Dataset entries:
·····

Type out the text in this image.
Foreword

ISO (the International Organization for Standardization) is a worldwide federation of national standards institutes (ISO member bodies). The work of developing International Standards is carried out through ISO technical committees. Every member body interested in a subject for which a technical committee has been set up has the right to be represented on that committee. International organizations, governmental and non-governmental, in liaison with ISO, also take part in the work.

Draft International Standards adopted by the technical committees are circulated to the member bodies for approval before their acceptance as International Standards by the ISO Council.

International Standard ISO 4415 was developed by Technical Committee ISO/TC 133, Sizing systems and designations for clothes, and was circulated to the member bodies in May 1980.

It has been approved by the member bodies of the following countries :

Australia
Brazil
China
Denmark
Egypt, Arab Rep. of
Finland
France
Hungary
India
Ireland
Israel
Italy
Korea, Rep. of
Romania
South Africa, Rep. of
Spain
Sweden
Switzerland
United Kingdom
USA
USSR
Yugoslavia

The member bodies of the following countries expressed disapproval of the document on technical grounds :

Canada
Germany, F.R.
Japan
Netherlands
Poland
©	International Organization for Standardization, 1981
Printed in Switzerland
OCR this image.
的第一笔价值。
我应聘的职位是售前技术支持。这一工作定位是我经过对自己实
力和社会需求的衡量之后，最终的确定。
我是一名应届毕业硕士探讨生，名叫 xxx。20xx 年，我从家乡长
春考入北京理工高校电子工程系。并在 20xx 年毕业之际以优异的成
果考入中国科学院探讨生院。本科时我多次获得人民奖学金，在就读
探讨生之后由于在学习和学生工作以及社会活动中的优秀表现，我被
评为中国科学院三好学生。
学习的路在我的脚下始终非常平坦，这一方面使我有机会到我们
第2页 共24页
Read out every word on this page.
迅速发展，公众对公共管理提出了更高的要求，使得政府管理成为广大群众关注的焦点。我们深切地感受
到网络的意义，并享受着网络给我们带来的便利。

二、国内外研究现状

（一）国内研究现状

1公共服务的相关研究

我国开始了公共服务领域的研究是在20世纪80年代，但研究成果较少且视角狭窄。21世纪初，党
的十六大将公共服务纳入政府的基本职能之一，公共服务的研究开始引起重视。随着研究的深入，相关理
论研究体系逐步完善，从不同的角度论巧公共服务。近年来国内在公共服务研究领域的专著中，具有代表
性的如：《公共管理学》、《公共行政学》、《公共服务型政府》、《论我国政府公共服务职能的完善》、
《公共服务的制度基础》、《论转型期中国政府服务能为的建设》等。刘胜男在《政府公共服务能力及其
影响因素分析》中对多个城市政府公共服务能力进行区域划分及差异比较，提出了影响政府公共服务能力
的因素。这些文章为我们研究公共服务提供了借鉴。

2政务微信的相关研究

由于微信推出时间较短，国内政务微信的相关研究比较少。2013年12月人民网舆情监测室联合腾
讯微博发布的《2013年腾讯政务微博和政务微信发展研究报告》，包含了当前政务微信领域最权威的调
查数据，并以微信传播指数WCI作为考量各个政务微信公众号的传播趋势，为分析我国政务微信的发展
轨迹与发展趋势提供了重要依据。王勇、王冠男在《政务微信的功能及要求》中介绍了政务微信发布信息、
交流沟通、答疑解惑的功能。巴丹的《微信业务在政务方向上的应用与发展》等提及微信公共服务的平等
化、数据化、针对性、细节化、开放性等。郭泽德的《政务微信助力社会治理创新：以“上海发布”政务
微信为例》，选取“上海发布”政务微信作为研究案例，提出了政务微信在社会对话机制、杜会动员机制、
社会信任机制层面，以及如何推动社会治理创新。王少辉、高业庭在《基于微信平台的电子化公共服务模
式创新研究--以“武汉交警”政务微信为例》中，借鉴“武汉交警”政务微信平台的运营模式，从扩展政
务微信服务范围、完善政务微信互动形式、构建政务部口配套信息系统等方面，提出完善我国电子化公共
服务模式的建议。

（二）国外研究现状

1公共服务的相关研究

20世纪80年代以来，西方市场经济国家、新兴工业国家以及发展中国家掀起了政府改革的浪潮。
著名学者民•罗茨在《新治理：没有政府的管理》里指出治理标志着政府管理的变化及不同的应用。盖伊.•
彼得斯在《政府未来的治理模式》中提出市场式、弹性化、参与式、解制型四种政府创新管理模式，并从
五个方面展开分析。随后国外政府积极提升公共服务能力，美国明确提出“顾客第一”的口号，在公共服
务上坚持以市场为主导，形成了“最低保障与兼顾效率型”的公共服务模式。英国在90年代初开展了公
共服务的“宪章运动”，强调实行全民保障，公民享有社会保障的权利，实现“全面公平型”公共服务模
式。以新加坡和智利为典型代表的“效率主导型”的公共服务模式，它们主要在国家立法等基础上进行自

·····

### THE TASK
Show the lines of the records that include the string "circulated".

### EXERCISE OUTPUT
Draft International Standards adopted by the technical committees are circulated to the member bodies for approval before their acceptance as International Standards by the ISO Council.
International Standard ISO 4415 was developed by Technical Committee ISO/TC 133, Sizing systems and designations for clothes, and was circulated to the member bodies in May 1980.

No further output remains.